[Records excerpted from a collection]
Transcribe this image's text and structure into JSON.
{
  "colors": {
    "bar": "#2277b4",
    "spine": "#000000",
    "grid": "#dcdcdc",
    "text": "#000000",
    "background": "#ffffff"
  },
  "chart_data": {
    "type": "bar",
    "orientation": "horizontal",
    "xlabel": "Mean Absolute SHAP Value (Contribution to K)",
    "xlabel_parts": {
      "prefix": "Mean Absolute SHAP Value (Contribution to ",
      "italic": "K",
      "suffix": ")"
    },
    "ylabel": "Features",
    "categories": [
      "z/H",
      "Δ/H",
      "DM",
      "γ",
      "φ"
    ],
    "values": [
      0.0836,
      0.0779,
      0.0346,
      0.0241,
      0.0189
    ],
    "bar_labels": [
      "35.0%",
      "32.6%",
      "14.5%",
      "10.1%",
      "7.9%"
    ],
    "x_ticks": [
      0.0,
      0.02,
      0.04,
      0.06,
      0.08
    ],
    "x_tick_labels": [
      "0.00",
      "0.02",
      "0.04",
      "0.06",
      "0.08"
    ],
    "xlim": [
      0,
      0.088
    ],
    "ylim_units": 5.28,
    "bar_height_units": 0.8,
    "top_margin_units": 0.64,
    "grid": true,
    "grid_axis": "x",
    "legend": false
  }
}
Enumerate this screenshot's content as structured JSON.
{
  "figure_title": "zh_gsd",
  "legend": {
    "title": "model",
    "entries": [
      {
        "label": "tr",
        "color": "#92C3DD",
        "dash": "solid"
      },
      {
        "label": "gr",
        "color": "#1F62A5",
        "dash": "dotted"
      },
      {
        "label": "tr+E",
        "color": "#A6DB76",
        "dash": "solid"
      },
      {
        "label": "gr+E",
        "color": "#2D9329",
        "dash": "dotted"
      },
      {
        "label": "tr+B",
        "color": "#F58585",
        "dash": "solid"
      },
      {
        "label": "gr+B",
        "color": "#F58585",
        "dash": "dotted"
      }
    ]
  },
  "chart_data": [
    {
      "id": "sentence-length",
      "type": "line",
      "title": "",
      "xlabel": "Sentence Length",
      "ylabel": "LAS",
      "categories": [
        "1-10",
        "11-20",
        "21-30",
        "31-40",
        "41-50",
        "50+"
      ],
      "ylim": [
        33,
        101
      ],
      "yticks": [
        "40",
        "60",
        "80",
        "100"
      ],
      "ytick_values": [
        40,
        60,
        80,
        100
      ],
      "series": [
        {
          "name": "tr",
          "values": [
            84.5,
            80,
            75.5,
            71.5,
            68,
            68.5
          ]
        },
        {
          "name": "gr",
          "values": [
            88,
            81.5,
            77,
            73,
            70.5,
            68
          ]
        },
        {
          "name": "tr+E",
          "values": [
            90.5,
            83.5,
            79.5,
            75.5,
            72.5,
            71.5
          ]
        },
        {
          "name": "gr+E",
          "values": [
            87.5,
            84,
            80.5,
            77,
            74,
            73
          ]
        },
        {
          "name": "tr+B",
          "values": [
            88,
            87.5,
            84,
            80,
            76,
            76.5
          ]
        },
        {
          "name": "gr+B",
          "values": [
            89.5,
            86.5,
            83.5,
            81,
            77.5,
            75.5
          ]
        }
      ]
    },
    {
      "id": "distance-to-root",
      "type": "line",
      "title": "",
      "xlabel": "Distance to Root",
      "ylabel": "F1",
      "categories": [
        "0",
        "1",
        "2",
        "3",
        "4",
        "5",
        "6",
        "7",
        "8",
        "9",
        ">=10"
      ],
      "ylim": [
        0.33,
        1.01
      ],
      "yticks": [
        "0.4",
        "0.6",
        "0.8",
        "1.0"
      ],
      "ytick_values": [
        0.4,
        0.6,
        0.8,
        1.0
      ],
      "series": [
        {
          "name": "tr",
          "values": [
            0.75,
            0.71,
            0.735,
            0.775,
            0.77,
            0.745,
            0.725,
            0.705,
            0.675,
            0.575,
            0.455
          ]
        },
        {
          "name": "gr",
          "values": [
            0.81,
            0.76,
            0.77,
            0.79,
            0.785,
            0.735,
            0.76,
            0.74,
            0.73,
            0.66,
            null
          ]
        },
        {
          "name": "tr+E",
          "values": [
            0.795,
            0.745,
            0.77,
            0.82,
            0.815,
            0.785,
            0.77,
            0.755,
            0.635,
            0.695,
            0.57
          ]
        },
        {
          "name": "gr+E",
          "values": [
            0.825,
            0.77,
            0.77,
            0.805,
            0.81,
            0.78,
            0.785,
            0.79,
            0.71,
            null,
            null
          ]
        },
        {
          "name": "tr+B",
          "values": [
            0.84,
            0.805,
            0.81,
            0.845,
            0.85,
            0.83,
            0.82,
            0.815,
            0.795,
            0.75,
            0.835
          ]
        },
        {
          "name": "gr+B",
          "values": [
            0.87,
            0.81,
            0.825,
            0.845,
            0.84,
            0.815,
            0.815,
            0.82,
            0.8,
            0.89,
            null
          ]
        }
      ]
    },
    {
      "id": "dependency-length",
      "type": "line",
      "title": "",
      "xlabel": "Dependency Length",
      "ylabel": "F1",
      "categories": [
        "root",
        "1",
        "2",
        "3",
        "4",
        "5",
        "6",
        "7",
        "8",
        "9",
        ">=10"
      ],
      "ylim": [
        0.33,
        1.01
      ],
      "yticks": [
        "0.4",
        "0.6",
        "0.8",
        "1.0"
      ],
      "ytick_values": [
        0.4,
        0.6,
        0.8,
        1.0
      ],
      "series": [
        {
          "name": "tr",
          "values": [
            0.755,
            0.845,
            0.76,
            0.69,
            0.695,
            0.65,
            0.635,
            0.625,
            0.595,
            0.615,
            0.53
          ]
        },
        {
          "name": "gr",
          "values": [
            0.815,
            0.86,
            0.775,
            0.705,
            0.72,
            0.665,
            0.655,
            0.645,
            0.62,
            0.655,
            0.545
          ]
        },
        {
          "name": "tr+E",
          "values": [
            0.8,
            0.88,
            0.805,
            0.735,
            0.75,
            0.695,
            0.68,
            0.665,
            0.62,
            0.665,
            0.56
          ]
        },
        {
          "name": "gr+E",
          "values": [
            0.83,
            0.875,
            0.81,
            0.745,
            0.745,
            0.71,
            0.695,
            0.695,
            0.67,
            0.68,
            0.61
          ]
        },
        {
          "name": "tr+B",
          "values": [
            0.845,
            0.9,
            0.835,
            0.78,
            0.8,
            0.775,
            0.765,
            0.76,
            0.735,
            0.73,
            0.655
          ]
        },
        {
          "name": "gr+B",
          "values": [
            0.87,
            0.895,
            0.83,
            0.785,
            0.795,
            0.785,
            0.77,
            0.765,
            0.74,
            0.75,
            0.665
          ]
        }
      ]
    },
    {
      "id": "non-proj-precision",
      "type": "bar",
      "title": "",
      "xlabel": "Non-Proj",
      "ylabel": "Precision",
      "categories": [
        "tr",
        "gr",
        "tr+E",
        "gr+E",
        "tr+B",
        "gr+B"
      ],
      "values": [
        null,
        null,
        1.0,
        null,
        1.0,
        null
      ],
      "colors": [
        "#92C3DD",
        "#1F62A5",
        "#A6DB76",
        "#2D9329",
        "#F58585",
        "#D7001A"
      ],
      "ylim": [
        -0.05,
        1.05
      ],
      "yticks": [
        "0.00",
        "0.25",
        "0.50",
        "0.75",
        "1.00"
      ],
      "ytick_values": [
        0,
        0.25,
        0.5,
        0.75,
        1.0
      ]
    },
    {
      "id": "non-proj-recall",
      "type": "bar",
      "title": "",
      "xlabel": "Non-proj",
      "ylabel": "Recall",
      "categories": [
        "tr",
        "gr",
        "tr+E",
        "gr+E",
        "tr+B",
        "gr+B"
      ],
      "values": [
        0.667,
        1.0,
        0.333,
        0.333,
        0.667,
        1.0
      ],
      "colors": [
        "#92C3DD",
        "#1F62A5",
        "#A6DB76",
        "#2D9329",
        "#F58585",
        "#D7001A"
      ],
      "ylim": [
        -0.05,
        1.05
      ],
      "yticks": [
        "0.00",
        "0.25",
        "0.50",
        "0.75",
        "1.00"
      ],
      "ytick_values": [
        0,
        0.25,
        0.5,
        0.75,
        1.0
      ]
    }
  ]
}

- **What the task requires**:
Pick out and copy the lines of the entries that hold the string "this".

- **Written solution**:
Transcribe this image's text and structure into JSON.
Enumerate this screenshot's content as structured JSON.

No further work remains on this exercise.